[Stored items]
● ● ●
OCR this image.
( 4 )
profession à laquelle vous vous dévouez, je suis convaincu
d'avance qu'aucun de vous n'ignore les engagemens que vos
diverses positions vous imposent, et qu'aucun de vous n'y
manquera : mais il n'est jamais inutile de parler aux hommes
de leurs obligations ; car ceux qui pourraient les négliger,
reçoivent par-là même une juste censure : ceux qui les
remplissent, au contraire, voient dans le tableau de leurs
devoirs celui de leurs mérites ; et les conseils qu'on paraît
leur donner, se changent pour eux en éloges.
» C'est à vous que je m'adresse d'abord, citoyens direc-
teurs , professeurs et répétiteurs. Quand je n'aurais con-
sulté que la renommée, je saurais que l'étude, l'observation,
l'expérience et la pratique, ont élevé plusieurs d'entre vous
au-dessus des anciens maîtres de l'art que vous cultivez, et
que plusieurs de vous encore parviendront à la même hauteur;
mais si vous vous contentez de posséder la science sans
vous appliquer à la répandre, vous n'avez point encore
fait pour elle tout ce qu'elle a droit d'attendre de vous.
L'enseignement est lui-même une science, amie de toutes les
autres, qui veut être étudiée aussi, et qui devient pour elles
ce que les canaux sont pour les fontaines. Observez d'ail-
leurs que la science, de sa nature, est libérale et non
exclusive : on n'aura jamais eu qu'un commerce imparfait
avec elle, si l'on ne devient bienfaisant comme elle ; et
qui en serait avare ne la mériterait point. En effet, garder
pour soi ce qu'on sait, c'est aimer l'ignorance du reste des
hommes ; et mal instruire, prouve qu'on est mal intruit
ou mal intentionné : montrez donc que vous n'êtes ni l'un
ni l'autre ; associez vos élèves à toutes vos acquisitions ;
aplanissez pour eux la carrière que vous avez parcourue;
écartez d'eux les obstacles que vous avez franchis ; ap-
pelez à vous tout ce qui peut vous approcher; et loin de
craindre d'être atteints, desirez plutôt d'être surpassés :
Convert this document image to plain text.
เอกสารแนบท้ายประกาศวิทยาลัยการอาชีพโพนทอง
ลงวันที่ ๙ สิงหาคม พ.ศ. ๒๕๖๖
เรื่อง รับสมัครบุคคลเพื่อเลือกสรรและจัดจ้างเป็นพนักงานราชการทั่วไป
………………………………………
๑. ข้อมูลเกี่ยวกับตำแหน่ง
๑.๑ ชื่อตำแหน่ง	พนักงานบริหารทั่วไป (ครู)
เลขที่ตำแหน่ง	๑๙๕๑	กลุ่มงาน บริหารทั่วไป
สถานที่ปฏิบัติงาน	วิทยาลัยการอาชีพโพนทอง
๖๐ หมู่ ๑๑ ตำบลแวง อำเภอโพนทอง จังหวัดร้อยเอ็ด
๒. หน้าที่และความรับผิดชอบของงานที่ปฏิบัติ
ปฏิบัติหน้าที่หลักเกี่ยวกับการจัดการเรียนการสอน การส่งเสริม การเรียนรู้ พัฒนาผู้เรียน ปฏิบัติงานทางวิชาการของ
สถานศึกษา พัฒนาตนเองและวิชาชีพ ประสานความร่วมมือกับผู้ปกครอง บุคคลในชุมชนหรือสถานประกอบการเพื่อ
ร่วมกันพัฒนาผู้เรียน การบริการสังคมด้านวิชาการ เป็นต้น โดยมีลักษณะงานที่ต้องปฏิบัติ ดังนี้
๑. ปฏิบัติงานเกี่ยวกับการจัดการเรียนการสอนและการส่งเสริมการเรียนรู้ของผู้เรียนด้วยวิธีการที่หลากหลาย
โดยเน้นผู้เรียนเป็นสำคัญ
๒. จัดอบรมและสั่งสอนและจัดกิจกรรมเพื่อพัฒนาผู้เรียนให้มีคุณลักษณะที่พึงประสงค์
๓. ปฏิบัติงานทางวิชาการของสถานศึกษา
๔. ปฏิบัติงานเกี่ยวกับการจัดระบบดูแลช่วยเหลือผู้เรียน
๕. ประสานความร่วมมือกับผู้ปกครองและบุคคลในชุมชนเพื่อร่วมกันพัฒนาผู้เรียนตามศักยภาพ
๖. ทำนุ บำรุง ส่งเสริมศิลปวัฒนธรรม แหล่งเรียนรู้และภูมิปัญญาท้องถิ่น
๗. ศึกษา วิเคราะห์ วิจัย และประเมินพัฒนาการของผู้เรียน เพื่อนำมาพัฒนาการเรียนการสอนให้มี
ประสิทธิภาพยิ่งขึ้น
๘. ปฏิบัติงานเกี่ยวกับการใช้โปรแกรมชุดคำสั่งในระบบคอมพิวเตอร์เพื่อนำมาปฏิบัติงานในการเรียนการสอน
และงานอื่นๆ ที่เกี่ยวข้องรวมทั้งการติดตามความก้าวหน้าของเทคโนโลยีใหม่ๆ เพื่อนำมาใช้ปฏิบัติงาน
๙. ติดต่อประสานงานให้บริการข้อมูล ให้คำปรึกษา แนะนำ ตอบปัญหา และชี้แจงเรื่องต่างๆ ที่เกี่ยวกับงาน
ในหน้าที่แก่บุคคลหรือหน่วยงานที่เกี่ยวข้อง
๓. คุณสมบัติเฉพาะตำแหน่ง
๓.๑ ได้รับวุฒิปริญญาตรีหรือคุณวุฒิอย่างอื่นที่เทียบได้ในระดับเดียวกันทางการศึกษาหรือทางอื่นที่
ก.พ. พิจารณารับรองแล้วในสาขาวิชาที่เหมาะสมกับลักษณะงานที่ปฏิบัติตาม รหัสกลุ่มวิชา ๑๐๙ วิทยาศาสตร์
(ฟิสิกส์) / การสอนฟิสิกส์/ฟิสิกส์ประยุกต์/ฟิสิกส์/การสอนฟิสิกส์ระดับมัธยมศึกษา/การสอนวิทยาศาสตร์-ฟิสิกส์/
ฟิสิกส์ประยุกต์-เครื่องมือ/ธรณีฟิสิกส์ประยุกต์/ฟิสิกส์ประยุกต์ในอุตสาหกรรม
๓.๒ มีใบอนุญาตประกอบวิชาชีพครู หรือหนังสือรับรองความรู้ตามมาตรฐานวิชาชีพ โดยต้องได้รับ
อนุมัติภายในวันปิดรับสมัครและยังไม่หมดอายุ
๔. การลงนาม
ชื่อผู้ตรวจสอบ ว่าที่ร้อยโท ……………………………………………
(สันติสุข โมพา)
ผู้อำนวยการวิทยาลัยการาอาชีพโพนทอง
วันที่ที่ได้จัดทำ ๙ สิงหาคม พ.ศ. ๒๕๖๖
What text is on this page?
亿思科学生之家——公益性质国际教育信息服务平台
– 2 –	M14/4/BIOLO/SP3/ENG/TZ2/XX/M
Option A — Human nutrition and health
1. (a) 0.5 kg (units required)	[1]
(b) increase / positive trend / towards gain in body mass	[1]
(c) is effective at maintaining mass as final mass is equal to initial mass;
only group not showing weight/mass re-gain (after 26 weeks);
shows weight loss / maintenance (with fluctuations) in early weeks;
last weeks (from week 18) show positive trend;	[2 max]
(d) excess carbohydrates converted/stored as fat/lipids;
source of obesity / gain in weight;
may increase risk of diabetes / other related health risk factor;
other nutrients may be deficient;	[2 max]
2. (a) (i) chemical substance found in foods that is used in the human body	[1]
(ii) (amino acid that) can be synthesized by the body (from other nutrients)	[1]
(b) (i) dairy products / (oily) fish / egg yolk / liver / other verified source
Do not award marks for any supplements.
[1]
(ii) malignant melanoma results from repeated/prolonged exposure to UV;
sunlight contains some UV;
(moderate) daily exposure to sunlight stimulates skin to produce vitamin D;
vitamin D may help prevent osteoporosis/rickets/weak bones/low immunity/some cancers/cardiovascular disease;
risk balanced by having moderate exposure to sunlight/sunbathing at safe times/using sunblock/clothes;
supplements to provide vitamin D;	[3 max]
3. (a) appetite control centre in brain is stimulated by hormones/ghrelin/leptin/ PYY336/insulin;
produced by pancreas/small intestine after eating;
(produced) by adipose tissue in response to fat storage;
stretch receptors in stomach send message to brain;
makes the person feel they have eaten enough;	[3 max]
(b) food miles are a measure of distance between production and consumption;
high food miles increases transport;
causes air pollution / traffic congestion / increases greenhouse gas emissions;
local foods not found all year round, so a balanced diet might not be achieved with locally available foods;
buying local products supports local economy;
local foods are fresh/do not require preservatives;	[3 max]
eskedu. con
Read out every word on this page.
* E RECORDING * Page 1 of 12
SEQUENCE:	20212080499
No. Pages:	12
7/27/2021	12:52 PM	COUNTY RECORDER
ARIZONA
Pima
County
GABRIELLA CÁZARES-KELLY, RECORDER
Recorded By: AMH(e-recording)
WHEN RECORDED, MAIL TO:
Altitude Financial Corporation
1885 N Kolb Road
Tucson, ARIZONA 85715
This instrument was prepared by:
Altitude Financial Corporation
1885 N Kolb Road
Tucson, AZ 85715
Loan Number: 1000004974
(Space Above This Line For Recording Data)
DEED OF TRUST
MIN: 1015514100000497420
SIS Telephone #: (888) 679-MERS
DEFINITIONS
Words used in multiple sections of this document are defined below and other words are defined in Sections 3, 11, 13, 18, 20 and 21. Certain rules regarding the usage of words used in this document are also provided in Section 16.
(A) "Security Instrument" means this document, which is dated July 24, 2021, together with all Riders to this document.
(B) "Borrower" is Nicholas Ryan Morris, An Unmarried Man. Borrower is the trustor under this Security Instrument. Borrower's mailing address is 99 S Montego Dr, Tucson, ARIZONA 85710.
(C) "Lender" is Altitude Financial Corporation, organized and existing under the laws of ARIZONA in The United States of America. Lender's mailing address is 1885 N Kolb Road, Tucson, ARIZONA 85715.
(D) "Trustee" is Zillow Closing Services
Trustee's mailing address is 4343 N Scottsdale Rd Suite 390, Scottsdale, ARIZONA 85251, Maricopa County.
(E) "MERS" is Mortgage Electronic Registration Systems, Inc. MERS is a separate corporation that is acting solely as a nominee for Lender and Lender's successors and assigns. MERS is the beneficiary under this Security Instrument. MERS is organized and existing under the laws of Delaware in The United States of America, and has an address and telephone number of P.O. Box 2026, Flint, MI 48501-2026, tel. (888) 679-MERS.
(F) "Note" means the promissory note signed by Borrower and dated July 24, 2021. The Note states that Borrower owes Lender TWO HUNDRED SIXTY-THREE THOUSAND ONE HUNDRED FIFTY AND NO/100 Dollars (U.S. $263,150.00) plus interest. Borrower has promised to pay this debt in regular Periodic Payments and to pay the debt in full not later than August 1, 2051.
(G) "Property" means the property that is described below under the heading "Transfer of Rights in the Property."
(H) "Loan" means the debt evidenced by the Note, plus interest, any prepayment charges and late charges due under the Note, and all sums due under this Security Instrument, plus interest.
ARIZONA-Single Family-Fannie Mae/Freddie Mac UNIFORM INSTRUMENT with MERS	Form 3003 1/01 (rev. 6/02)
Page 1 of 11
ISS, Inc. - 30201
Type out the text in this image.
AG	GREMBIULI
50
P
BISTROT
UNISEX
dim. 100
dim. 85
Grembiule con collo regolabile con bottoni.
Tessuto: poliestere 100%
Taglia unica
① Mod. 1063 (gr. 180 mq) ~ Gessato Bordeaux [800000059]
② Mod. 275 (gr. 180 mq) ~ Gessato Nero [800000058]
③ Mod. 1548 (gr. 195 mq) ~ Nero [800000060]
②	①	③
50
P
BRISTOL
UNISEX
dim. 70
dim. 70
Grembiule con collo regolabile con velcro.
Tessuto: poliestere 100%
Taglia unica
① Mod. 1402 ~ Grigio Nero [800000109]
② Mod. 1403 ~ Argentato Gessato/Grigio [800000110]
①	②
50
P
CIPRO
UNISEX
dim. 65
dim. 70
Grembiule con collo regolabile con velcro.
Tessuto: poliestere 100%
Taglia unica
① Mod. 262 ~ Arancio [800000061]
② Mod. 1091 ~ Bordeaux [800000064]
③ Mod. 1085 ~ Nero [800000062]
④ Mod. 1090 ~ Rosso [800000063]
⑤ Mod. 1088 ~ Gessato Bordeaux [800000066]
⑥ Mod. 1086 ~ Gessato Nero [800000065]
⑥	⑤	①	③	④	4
● ● ●
WORK REQUIRED — How many of the lines above include the string "ทยาล"? Answer with the number only.

WRITTEN SOLUTION — 3